— START Exercise data —

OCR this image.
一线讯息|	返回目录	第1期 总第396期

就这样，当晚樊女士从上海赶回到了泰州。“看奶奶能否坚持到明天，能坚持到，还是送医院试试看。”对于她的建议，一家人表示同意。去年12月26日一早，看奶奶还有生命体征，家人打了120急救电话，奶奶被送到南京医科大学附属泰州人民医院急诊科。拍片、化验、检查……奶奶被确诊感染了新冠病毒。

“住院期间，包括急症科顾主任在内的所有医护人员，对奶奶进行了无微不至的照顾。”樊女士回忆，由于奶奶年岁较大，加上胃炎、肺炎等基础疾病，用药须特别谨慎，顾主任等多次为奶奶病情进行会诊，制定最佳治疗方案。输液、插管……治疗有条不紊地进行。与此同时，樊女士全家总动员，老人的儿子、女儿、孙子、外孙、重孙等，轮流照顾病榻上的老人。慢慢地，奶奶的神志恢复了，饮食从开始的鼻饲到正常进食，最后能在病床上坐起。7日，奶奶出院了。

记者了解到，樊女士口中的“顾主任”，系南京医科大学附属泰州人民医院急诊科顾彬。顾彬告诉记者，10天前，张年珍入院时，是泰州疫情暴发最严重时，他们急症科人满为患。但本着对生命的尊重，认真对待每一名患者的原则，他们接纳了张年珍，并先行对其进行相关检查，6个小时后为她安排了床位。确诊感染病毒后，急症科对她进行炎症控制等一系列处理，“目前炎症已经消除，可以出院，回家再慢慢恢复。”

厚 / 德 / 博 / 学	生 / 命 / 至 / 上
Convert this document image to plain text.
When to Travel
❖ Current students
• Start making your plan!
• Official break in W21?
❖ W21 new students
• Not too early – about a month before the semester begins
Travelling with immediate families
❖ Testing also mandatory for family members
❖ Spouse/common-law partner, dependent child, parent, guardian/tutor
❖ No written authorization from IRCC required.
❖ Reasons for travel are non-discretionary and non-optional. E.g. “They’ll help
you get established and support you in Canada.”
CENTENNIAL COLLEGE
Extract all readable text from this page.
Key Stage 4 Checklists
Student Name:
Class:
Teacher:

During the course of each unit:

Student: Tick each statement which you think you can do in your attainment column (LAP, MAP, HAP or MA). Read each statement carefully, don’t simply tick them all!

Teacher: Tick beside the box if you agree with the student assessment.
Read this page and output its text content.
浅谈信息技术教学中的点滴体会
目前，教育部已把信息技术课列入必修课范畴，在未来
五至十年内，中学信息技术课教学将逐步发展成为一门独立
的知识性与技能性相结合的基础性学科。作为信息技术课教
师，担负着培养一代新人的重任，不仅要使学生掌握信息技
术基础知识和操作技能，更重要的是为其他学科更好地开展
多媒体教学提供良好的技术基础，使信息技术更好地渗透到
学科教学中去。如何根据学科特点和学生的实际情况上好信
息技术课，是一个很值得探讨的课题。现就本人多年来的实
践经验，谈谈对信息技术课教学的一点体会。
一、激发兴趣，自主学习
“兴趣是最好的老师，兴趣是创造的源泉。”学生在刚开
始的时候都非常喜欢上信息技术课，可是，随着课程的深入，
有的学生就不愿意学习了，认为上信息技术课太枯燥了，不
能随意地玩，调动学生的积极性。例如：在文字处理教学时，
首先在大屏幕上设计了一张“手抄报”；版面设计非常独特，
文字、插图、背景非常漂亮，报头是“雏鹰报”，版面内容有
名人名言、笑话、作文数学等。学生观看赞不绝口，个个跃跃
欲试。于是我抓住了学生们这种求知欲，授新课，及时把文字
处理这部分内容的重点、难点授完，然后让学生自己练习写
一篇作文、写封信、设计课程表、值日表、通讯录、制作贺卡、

— END Exercise data —

§ Written exercise
Go over the records above line by line and count those holding the word "Teacher". Reply only with the number.

§ Worked answer
2